Each line containing the word "толщиной" must be collected.

> _SUPPLIED MATERIAL_:
====================

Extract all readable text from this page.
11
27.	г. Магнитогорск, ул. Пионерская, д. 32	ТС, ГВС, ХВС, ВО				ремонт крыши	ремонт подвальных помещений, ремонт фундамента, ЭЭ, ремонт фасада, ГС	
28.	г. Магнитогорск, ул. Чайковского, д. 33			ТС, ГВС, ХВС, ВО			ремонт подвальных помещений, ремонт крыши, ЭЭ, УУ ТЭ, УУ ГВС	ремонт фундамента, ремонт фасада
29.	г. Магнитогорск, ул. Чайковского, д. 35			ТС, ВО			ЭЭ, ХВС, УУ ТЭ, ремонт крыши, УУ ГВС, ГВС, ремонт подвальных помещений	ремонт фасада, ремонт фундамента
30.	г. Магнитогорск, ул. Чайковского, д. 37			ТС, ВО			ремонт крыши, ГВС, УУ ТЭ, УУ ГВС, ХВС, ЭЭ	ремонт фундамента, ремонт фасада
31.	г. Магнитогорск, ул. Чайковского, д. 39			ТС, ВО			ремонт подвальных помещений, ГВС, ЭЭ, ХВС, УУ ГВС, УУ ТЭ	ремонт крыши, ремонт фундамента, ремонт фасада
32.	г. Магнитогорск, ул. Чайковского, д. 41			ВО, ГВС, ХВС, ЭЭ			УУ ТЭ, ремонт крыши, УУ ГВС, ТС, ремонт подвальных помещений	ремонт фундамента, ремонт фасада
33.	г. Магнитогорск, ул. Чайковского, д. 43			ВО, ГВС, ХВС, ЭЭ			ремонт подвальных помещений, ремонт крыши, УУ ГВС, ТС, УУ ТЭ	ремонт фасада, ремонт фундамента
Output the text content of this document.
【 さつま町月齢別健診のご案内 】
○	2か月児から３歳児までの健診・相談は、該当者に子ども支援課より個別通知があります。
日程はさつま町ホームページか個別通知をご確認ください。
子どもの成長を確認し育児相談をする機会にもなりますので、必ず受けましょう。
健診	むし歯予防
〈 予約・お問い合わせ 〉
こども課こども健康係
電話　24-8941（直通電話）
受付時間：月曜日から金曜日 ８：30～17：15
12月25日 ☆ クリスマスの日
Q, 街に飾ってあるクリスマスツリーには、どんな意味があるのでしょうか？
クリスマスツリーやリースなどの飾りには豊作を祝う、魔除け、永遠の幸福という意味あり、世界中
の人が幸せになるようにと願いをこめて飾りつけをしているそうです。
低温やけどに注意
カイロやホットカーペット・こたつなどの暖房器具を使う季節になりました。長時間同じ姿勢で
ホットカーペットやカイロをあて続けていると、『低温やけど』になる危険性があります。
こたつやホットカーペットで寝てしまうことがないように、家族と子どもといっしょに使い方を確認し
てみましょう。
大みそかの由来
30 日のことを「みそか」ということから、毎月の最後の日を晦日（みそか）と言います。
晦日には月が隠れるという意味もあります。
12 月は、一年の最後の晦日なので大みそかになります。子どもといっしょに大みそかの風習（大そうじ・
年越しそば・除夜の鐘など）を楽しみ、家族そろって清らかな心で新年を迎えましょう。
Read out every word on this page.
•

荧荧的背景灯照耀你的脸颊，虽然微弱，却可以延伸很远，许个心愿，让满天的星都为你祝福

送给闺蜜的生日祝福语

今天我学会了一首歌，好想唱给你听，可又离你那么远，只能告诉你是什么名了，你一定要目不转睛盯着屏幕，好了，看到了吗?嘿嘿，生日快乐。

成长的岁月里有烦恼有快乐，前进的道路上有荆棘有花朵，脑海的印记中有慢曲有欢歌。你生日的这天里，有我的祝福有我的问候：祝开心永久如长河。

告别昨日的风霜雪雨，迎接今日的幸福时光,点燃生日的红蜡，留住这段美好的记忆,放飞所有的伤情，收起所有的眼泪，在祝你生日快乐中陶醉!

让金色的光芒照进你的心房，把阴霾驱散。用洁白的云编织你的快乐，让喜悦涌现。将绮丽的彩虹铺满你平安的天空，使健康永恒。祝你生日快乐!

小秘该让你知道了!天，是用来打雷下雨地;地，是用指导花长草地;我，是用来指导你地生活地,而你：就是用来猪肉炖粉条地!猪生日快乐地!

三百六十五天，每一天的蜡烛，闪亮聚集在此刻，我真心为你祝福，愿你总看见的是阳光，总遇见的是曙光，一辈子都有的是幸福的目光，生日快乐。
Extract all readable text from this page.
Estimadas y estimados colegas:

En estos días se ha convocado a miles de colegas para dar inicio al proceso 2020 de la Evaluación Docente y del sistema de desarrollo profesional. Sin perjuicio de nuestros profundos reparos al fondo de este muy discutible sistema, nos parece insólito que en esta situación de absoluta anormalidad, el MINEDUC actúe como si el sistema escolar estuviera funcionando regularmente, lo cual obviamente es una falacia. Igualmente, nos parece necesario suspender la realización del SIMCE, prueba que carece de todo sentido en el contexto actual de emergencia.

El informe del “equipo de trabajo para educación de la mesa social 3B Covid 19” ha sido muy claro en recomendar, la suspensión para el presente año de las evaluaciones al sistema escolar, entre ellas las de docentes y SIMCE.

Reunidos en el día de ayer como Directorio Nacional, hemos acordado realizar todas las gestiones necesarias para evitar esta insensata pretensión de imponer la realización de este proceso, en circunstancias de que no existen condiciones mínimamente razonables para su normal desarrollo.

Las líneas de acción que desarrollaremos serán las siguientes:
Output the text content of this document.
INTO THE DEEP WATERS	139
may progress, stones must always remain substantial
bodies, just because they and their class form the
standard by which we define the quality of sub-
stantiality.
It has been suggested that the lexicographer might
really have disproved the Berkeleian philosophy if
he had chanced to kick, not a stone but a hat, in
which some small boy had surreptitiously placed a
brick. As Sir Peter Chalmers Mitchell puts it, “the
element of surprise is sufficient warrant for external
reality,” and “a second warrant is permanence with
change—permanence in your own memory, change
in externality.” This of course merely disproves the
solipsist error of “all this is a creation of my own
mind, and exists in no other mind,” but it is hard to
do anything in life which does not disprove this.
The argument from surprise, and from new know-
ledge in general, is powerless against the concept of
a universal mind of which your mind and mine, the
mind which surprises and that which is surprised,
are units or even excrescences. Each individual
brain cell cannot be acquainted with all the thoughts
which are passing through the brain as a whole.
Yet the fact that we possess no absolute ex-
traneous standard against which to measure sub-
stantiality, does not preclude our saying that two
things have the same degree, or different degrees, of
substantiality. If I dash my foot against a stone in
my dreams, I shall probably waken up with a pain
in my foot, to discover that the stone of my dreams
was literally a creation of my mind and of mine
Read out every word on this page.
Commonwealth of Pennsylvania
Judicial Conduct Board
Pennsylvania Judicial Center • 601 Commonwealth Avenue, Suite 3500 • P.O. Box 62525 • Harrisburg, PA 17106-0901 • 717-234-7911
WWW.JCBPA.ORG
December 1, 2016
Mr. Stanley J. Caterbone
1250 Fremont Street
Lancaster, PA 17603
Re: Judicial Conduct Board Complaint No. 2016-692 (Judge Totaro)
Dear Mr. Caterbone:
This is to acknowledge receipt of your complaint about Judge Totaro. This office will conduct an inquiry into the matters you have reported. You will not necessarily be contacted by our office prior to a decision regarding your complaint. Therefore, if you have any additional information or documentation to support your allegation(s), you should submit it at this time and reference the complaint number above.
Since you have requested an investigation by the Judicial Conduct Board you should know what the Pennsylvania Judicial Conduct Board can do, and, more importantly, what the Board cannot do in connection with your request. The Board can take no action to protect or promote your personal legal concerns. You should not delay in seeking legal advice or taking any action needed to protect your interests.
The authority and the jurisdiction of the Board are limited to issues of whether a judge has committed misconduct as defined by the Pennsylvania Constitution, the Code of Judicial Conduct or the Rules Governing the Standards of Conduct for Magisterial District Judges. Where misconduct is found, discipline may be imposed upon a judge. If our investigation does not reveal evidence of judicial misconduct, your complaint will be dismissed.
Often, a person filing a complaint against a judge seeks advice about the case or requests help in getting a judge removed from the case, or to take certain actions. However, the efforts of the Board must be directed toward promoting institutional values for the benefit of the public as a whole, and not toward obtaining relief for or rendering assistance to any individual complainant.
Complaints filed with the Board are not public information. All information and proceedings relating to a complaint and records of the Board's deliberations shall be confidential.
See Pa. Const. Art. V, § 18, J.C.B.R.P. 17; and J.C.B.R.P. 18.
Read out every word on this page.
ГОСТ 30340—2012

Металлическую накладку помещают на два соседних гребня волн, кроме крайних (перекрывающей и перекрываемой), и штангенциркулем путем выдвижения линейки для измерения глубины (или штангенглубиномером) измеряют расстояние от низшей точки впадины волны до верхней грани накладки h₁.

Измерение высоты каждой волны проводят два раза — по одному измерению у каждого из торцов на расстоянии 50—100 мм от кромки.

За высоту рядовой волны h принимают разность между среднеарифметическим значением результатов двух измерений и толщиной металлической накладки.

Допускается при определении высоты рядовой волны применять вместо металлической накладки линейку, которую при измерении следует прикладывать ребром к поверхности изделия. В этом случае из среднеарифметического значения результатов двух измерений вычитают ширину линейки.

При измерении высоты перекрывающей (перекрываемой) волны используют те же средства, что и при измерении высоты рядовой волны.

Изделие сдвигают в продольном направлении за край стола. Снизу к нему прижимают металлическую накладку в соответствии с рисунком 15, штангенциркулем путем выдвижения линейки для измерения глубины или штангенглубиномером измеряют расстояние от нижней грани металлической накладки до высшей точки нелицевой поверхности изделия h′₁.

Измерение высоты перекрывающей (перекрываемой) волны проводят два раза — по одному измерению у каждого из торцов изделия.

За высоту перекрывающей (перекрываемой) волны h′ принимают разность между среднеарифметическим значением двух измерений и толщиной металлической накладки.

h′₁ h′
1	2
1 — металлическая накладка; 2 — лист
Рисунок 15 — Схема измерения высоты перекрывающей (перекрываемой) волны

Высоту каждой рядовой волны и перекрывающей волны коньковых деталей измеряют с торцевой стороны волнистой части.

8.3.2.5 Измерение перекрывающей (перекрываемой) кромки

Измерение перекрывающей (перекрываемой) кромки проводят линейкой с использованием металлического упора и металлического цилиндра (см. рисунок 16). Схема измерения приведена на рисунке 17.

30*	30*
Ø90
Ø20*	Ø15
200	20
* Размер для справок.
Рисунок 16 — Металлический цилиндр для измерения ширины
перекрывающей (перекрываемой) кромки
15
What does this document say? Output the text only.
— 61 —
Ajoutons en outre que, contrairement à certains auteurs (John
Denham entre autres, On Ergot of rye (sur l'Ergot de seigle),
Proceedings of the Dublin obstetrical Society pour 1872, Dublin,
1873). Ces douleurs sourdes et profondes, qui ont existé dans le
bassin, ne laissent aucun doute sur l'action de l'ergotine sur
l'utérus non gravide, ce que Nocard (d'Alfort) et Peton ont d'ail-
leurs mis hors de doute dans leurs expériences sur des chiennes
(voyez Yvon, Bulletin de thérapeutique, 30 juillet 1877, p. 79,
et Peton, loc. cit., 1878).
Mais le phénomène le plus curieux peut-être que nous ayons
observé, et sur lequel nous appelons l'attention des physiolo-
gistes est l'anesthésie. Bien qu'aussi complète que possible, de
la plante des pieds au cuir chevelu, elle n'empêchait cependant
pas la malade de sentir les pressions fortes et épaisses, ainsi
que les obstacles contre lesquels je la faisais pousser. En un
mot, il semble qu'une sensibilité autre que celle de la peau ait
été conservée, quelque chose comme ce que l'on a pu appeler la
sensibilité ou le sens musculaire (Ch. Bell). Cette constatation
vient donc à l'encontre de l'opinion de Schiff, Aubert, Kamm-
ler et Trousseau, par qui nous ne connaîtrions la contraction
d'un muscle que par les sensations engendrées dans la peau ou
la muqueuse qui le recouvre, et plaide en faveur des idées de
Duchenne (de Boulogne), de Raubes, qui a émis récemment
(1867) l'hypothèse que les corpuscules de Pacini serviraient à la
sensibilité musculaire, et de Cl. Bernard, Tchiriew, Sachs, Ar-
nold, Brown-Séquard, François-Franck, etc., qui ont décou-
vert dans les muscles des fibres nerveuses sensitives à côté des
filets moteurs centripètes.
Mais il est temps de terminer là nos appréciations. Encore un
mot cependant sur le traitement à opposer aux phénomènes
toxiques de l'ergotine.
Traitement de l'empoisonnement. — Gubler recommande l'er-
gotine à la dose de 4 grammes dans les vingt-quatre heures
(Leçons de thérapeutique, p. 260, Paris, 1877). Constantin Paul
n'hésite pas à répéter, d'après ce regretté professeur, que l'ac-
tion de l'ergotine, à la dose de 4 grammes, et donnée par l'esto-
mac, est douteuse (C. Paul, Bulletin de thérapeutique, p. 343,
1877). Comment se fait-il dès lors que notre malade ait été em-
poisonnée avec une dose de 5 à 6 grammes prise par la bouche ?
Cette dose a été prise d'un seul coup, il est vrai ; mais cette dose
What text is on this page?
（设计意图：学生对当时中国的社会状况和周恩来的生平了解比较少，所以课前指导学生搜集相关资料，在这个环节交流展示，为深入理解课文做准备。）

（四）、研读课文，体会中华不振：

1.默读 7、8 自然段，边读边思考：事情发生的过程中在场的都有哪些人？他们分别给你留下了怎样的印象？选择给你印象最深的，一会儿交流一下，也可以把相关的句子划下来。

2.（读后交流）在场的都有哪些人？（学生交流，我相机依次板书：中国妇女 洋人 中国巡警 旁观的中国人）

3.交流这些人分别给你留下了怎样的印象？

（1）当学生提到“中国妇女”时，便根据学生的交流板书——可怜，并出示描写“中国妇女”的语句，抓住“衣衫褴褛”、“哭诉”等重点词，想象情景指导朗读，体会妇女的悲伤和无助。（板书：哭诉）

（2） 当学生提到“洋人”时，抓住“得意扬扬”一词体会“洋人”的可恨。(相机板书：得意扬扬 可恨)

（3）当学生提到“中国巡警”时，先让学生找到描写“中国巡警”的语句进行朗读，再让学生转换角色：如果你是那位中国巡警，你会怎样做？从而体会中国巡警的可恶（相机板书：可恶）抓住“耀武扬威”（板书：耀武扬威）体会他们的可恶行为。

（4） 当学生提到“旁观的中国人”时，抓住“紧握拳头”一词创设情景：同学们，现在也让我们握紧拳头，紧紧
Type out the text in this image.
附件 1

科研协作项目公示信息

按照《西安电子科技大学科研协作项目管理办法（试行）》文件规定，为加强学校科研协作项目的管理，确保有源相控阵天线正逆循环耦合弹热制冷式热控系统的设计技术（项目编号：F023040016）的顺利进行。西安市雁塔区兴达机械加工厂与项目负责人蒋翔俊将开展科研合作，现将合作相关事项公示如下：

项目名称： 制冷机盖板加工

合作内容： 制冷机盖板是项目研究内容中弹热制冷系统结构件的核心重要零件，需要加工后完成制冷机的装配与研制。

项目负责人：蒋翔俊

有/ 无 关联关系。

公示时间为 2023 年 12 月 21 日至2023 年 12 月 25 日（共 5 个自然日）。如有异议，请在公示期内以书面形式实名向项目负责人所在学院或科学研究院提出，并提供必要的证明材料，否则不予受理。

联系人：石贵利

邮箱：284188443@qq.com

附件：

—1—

====================

> _FINAL RESULT_:
За высоту рядовой волны h принимают разность между среднеарифметическим значением результатов двух измерений и толщиной металлической накладки.
За высоту перекрывающей (перекрываемой) волны h′ принимают разность между среднеарифметическим значением двух измерений и толщиной металлической накладки.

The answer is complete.